__EXERCISE GOAL__. Output all lines exactly, with nothing added or dropped.

__Collection entries__.
══════════

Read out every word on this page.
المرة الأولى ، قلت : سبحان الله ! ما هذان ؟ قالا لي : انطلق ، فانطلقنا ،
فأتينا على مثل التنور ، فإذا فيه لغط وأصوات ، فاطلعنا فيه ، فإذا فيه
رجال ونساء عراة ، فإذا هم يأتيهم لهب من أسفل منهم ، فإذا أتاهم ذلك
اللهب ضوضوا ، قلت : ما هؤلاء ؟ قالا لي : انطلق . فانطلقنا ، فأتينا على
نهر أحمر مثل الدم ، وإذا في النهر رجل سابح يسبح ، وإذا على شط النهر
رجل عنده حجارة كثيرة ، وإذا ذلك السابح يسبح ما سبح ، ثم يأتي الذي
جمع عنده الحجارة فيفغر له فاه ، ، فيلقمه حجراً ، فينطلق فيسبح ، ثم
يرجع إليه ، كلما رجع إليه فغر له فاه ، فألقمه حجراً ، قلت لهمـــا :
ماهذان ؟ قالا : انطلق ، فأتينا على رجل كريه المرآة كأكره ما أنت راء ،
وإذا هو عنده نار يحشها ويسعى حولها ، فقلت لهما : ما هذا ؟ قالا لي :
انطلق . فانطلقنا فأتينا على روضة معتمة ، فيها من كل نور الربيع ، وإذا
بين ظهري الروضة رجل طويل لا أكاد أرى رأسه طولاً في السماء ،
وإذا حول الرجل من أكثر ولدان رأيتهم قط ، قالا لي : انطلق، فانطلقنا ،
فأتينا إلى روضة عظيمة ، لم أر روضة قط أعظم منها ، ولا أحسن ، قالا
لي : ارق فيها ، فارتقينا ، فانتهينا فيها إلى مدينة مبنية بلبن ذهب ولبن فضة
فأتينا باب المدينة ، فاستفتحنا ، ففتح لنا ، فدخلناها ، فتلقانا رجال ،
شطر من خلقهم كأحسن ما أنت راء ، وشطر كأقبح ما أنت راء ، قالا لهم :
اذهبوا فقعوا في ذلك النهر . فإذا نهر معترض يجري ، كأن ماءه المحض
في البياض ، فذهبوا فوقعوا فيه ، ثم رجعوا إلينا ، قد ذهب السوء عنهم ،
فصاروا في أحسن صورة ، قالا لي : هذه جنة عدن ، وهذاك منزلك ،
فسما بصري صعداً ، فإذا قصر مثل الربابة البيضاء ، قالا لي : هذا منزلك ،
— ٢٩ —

══════════

__EXERCISE RESPONSE__.
Read out every word on this page.
المرة الأولى ، قلت : سبحان الله ! ما هذان ؟ قالا لي : انطلق ، فانطلقنا ،
فأتينا على مثل التنور ، فإذا فيه لغط وأصوات ، فاطلعنا فيه ، فإذا فيه
رجال ونساء عراة ، فإذا هم يأتيهم لهب من أسفل منهم ، فإذا أتاهم ذلك
اللهب ضوضوا ، قلت : ما هؤلاء ؟ قالا لي : انطلق . فانطلقنا ، فأتينا على
نهر أحمر مثل الدم ، وإذا في النهر رجل سابح يسبح ، وإذا على شط النهر
رجل عنده حجارة كثيرة ، وإذا ذلك السابح يسبح ما سبح ، ثم يأتي الذي
جمع عنده الحجارة فيفغر له فاه ، ، فيلقمه حجراً ، فينطلق فيسبح ، ثم
يرجع إليه ، كلما رجع إليه فغر له فاه ، فألقمه حجراً ، قلت لهمـــا :
ماهذان ؟ قالا : انطلق ، فأتينا على رجل كريه المرآة كأكره ما أنت راء ،
وإذا هو عنده نار يحشها ويسعى حولها ، فقلت لهما : ما هذا ؟ قالا لي :
انطلق . فانطلقنا فأتينا على روضة معتمة ، فيها من كل نور الربيع ، وإذا
بين ظهري الروضة رجل طويل لا أكاد أرى رأسه طولاً في السماء ،
وإذا حول الرجل من أكثر ولدان رأيتهم قط ، قالا لي : انطلق، فانطلقنا ،
فأتينا إلى روضة عظيمة ، لم أر روضة قط أعظم منها ، ولا أحسن ، قالا
لي : ارق فيها ، فارتقينا ، فانتهينا فيها إلى مدينة مبنية بلبن ذهب ولبن فضة
فأتينا باب المدينة ، فاستفتحنا ، ففتح لنا ، فدخلناها ، فتلقانا رجال ،
شطر من خلقهم كأحسن ما أنت راء ، وشطر كأقبح ما أنت راء ، قالا لهم :
اذهبوا فقعوا في ذلك النهر . فإذا نهر معترض يجري ، كأن ماءه المحض
في البياض ، فذهبوا فوقعوا فيه ، ثم رجعوا إلينا ، قد ذهب السوء عنهم ،
فصاروا في أحسن صورة ، قالا لي : هذه جنة عدن ، وهذاك منزلك ،
فسما بصري صعداً ، فإذا قصر مثل الربابة البيضاء ، قالا لي : هذا منزلك ،
— ٢٩ —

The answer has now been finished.